Exercise goal: Can you copy the entries below word for word, from the start of the entries through the line containing "repair-period: 2023-2025 <box>1495 357"?

== Extracted material ==

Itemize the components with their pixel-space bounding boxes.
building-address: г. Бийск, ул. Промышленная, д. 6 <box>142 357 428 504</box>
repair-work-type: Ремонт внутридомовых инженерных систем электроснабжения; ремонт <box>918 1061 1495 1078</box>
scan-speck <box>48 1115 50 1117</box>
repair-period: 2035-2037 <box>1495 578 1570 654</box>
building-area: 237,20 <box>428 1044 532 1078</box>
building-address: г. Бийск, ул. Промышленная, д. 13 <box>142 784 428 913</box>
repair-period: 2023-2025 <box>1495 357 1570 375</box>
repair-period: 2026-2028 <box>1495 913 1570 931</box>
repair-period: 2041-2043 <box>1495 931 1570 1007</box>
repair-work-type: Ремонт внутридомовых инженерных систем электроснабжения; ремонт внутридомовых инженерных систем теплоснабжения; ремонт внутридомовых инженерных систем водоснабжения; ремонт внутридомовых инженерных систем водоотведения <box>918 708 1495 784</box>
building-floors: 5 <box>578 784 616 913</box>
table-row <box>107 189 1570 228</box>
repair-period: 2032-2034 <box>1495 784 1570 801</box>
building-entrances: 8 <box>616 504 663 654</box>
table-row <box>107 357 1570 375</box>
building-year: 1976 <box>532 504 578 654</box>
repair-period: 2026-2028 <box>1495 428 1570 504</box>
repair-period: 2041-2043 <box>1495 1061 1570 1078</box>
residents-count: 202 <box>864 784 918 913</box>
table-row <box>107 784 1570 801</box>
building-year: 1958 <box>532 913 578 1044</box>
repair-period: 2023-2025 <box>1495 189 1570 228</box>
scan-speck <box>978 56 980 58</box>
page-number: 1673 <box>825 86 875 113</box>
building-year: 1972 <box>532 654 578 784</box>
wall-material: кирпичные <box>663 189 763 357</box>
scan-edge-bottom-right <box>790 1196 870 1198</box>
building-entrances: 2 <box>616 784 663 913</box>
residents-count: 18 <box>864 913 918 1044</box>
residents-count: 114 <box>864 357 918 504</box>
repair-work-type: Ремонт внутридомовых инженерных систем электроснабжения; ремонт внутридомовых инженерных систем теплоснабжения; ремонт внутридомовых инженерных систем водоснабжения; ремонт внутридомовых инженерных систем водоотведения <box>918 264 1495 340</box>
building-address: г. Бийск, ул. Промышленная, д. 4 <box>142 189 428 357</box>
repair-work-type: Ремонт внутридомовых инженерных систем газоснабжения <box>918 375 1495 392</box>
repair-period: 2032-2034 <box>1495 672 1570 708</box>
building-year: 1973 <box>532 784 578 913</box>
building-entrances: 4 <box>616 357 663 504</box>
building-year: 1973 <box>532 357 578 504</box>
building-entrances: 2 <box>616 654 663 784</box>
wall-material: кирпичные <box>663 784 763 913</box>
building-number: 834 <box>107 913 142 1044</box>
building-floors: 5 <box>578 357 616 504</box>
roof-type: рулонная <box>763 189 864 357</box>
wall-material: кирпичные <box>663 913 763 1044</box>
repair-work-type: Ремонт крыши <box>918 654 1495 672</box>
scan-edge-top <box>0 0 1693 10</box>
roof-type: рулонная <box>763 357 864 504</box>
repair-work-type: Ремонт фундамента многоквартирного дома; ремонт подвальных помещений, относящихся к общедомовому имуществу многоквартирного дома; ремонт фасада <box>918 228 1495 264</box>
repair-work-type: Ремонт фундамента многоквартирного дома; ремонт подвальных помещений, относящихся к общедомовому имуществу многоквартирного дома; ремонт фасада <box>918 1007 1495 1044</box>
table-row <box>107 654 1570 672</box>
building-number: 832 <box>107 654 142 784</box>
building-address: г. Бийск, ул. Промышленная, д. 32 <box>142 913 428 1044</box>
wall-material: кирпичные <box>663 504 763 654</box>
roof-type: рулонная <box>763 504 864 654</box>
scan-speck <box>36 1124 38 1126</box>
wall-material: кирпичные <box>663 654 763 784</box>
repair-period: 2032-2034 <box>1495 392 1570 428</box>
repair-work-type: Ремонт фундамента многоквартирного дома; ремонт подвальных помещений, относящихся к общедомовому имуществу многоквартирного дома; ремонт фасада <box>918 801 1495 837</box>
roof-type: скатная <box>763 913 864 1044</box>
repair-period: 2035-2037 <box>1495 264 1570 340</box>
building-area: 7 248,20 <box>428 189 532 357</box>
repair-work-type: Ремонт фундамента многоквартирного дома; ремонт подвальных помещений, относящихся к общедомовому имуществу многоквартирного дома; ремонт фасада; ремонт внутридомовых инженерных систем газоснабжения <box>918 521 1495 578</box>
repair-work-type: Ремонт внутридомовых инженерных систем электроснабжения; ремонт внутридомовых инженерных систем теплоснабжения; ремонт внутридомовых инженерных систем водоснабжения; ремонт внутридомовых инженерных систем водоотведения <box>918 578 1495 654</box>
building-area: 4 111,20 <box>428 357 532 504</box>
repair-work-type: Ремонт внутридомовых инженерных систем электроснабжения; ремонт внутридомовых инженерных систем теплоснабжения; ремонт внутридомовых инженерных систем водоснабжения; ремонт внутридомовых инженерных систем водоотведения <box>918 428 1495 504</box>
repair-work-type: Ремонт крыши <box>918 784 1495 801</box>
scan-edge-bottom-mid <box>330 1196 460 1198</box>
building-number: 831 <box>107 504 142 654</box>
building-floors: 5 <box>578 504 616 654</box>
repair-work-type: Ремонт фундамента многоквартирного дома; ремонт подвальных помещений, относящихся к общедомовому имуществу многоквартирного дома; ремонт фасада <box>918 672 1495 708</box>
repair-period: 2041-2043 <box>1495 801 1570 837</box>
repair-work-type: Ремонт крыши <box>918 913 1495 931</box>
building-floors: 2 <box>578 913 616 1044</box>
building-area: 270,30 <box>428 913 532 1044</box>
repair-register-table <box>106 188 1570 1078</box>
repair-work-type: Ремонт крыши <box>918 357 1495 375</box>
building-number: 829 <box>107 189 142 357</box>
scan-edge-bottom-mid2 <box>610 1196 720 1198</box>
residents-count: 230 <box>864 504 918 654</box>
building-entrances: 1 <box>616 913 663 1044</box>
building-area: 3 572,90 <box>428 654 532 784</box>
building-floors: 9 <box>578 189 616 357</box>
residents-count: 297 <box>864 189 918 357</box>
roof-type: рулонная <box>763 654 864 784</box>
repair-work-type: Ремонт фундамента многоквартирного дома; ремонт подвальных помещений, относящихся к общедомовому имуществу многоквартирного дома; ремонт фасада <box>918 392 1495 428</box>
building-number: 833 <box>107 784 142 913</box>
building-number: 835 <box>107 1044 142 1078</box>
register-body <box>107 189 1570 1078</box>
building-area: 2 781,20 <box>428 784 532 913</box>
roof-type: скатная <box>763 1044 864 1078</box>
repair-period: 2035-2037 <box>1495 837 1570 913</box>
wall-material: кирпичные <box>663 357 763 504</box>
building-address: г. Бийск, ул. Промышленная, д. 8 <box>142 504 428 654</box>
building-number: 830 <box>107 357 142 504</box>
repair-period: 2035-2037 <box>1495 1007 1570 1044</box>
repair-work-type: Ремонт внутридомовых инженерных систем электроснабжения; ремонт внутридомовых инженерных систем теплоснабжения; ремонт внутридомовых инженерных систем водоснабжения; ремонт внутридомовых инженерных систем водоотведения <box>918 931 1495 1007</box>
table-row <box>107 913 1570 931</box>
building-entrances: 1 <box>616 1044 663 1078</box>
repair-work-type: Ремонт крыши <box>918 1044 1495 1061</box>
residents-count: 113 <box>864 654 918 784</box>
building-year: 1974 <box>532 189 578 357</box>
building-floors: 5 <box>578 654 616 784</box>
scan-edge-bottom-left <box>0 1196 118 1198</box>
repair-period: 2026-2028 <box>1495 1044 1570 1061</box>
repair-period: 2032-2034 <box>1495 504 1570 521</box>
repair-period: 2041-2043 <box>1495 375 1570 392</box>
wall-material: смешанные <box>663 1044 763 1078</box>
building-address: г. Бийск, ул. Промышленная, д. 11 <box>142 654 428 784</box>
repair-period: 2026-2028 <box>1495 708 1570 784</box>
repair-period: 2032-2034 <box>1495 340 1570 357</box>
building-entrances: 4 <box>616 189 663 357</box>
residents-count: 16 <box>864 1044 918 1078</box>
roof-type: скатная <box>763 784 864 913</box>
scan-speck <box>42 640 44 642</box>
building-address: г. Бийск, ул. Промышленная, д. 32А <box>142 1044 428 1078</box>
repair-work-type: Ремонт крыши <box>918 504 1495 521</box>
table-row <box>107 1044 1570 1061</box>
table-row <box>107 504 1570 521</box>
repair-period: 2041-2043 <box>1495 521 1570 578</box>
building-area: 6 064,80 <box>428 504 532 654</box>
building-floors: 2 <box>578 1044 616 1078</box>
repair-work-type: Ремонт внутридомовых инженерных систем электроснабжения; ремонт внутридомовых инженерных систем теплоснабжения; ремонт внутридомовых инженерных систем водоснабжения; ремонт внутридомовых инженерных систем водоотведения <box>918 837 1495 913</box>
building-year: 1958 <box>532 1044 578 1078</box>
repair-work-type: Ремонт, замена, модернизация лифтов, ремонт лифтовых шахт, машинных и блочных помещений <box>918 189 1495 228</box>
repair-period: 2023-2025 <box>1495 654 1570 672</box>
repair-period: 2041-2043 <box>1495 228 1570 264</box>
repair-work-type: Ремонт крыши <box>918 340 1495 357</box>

===

Worked solution:
Itemize the components with their pixel-space bounding boxes.
building-address: г. Бийск, ул. Промышленная, д. 6 <box>142 357 428 504</box>
repair-work-type: Ремонт внутридомовых инженерных систем электроснабжения; ремонт <box>918 1061 1495 1078</box>
scan-speck <box>48 1115 50 1117</box>
repair-period: 2035-2037 <box>1495 578 1570 654</box>
building-area: 237,20 <box>428 1044 532 1078</box>
building-address: г. Бийск, ул. Промышленная, д. 13 <box>142 784 428 913</box>
repair-period: 2023-2025 <box>1495 357 1570 375</box>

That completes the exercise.